- SHORT EXERCISE -
Collect every line that includes the string "Seafood".

- MATERIAL FOR THE TASK -
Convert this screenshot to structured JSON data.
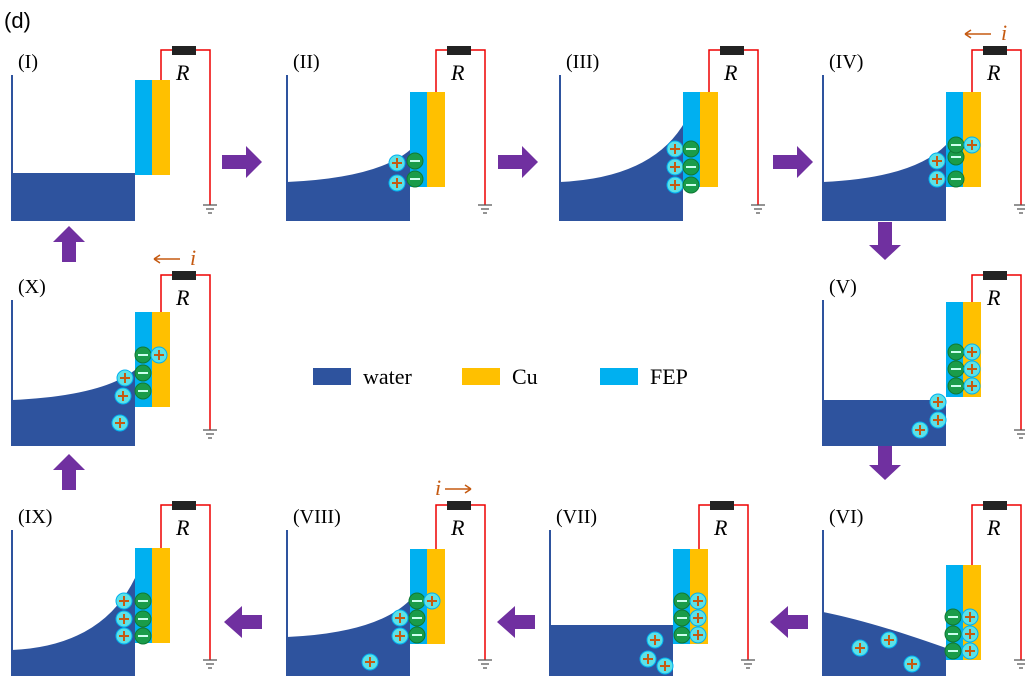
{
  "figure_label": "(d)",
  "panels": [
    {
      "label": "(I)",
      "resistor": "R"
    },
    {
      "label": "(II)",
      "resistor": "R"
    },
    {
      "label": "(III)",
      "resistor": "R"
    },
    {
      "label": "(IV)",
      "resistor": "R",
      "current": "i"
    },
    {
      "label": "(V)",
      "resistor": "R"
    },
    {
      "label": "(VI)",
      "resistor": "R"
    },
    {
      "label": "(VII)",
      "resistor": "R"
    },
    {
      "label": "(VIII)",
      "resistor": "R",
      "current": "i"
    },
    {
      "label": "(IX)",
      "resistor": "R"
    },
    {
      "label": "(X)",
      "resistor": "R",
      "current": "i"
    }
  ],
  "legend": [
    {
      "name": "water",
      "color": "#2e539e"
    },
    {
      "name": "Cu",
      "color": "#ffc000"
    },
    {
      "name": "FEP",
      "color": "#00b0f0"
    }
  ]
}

--

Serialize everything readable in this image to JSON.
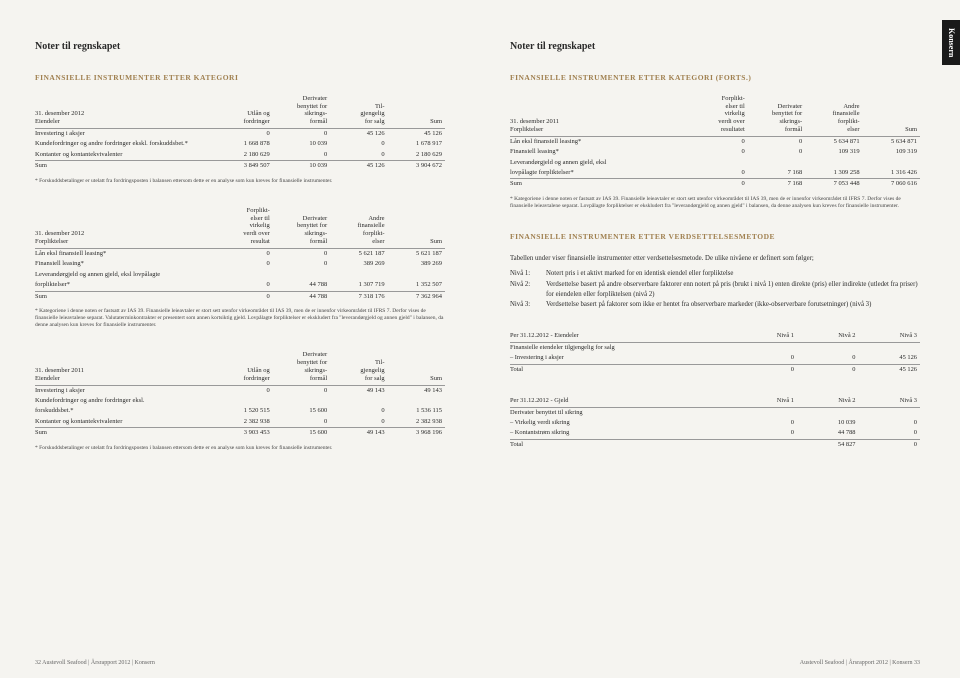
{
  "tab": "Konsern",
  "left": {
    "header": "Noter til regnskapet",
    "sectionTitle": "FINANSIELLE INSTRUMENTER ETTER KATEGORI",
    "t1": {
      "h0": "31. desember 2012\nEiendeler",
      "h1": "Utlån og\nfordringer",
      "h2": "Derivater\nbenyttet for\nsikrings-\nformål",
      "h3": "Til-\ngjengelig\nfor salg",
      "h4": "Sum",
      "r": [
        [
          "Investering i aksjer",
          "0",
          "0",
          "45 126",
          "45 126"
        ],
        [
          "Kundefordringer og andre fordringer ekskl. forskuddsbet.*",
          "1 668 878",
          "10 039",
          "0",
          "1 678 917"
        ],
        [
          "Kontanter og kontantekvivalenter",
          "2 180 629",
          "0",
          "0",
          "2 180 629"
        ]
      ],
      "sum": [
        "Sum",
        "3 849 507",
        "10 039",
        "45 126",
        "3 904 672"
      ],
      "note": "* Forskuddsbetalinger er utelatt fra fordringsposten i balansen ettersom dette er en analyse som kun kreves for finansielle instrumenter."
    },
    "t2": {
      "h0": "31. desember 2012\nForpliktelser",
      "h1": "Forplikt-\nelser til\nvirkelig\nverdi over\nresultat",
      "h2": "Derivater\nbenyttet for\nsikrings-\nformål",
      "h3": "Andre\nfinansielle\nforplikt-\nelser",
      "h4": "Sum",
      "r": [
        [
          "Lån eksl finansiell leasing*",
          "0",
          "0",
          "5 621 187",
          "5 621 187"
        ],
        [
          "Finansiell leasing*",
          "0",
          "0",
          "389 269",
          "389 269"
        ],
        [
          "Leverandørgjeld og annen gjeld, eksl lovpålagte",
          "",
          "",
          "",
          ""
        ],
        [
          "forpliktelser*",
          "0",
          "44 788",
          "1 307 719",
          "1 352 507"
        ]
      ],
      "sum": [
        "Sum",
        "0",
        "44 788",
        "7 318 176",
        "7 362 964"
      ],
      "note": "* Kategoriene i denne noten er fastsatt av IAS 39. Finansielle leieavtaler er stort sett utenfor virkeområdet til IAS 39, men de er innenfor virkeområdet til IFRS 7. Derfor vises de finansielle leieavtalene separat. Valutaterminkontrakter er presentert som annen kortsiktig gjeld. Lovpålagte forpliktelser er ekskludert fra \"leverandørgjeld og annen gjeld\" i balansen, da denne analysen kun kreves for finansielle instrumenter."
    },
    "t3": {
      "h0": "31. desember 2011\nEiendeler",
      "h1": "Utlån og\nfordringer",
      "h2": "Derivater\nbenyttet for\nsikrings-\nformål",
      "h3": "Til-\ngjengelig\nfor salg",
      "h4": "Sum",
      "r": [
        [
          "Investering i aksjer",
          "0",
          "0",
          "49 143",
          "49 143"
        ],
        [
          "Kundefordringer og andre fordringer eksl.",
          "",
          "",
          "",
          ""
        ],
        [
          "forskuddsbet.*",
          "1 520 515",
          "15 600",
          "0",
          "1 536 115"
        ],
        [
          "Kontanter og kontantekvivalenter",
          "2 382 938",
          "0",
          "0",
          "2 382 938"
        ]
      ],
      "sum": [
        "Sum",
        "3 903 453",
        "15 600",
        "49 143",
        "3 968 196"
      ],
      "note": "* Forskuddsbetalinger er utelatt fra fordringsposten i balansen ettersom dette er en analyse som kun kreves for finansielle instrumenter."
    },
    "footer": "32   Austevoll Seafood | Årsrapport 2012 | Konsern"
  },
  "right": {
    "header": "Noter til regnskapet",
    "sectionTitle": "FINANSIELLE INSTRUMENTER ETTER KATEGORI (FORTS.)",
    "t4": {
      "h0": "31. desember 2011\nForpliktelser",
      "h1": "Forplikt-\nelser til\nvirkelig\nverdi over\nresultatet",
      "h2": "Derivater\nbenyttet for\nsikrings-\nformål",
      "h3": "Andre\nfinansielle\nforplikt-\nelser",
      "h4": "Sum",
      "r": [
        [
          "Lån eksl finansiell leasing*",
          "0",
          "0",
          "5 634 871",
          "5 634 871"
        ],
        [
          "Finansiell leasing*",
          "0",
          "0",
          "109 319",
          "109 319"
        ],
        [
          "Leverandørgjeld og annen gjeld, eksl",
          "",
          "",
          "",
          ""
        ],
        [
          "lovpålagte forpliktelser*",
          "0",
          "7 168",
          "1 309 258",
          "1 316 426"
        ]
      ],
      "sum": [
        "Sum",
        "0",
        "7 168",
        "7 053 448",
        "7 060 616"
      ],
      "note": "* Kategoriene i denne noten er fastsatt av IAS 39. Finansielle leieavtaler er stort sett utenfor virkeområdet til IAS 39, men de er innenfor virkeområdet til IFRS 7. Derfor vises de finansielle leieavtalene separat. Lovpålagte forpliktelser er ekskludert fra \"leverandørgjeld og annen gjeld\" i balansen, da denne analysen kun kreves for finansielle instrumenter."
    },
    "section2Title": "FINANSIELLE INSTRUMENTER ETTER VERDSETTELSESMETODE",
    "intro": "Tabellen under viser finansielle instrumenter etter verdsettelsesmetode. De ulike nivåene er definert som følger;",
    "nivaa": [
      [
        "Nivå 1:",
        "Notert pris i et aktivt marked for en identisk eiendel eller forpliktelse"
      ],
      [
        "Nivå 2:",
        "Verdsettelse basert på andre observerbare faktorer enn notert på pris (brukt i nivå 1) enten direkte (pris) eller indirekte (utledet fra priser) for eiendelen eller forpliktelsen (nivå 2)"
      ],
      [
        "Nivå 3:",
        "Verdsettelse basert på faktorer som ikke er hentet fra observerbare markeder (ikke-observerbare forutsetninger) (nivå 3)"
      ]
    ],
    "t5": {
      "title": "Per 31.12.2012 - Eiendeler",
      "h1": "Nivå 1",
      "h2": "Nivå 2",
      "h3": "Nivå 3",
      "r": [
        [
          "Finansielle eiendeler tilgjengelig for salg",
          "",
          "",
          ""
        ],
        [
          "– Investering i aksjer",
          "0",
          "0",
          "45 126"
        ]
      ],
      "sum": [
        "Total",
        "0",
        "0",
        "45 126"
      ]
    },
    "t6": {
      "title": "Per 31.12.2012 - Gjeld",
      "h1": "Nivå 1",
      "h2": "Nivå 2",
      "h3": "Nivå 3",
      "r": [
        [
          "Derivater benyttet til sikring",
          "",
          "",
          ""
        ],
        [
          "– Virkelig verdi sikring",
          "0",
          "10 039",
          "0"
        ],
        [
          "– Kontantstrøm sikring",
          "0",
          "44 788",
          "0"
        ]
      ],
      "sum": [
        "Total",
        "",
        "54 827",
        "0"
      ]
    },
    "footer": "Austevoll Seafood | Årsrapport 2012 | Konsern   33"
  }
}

==

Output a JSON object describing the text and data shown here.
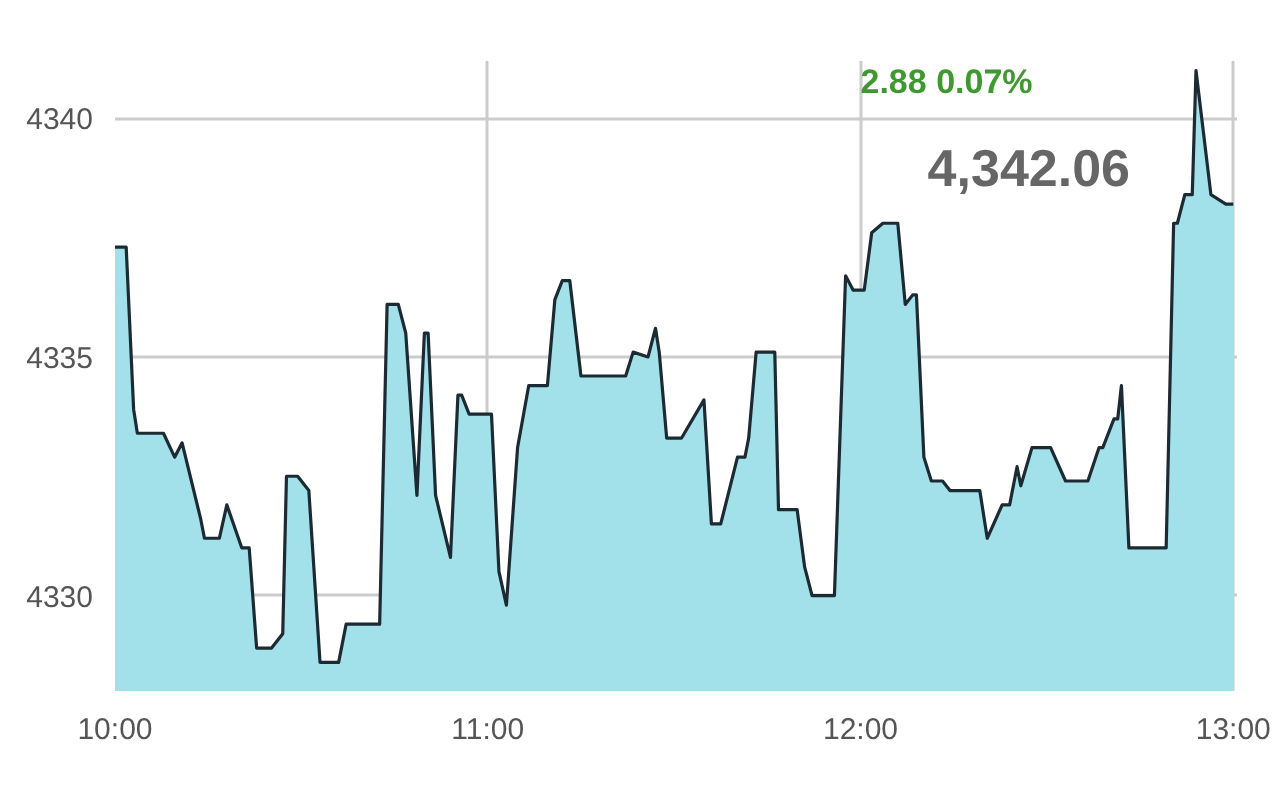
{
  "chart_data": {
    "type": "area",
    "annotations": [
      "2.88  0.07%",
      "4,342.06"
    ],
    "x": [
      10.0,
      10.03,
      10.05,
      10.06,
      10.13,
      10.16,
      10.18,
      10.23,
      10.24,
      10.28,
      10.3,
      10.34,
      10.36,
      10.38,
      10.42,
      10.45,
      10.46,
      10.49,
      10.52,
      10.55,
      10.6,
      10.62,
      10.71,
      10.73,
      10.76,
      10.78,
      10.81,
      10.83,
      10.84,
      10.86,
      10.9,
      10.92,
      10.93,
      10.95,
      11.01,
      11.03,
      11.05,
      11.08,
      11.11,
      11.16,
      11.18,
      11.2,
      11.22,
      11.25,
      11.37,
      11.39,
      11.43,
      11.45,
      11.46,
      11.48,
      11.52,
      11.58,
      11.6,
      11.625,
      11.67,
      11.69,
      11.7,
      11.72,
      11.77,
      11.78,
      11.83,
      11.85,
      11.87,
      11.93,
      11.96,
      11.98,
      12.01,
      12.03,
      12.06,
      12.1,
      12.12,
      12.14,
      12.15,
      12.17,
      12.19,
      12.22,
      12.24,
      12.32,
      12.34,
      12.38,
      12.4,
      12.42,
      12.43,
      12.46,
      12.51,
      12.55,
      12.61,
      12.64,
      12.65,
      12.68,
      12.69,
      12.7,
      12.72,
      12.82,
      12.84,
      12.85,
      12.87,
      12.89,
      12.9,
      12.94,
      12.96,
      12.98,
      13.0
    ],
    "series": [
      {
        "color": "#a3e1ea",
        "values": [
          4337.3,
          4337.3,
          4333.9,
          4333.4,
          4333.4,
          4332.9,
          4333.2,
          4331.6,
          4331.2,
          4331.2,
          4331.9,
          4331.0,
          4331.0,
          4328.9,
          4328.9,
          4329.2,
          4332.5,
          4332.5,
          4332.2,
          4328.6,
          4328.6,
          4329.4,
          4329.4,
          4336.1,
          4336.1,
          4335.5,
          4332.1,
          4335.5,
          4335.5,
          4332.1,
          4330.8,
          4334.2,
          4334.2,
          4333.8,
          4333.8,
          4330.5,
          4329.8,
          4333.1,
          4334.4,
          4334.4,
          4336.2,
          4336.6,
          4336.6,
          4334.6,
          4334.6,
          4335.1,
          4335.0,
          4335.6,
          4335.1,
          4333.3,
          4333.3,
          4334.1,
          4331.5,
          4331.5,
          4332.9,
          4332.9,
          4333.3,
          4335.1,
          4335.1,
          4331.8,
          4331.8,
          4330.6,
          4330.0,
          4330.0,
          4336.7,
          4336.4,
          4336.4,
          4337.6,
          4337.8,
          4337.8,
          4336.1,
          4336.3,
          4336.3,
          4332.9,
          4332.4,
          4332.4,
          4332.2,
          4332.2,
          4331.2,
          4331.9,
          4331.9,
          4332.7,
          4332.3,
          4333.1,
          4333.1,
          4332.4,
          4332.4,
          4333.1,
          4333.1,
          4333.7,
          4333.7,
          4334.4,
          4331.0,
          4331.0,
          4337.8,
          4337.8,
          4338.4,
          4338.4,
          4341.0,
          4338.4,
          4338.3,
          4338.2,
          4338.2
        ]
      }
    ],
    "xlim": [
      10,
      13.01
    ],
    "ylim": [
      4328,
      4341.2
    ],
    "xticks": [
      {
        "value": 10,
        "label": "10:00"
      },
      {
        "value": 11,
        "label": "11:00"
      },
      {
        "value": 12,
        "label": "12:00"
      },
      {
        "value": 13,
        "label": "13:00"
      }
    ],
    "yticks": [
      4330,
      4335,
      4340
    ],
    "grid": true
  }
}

- WRITTEN REPLY -
    "footer": "32   Austevoll Seafood | Årsrapport 2012 | Konsern"
    "footer": "Austevoll Seafood | Årsrapport 2012 | Konsern   33"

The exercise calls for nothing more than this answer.